Where the data below has the string "构建幸福衡阳", return the whole line.

## start

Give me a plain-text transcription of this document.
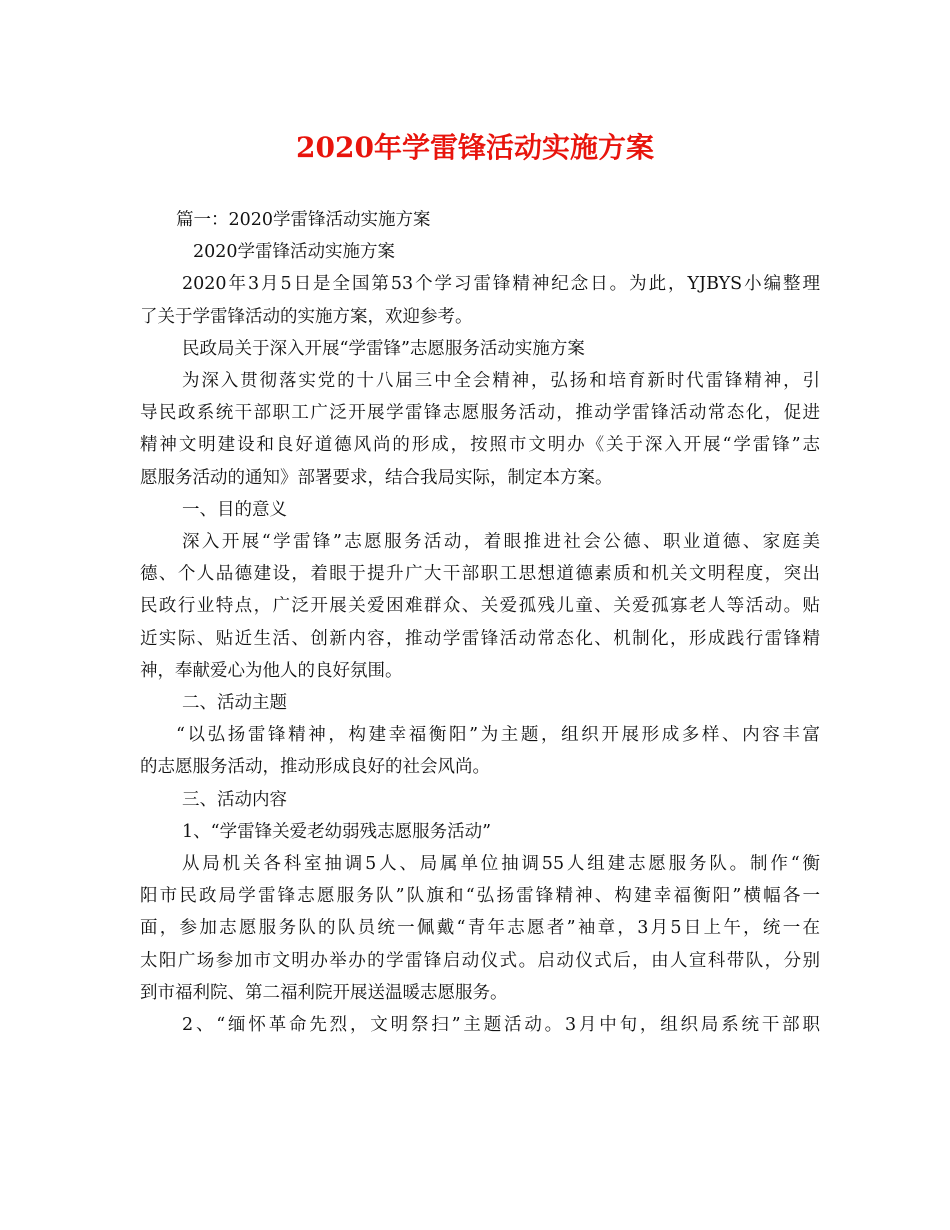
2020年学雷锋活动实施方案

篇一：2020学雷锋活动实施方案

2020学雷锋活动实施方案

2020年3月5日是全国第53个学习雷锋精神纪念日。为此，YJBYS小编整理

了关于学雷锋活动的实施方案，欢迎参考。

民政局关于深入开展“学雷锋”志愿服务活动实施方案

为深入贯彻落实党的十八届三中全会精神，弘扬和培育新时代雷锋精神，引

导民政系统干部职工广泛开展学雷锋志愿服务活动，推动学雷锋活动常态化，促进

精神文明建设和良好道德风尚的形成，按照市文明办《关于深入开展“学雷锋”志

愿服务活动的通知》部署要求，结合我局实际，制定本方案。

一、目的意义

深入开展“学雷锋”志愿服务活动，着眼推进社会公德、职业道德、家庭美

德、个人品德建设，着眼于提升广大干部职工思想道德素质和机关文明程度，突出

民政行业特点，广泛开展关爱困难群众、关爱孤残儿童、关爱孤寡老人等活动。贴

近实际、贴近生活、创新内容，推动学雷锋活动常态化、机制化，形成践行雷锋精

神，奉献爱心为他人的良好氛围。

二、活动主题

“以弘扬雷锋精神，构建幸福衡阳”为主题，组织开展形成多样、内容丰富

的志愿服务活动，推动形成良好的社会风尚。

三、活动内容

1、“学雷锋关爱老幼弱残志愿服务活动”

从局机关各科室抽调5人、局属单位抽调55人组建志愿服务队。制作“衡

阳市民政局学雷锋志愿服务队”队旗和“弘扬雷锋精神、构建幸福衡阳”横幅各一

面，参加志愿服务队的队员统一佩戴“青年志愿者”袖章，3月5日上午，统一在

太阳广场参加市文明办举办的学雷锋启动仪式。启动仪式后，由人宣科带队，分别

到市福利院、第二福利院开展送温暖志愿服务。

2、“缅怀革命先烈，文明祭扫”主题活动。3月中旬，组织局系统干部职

## end

_Final answer:_
“以弘扬雷锋精神，构建幸福衡阳”为主题，组织开展形成多样、内容丰富
阳市民政局学雷锋志愿服务队”队旗和“弘扬雷锋精神、构建幸福衡阳”横幅各一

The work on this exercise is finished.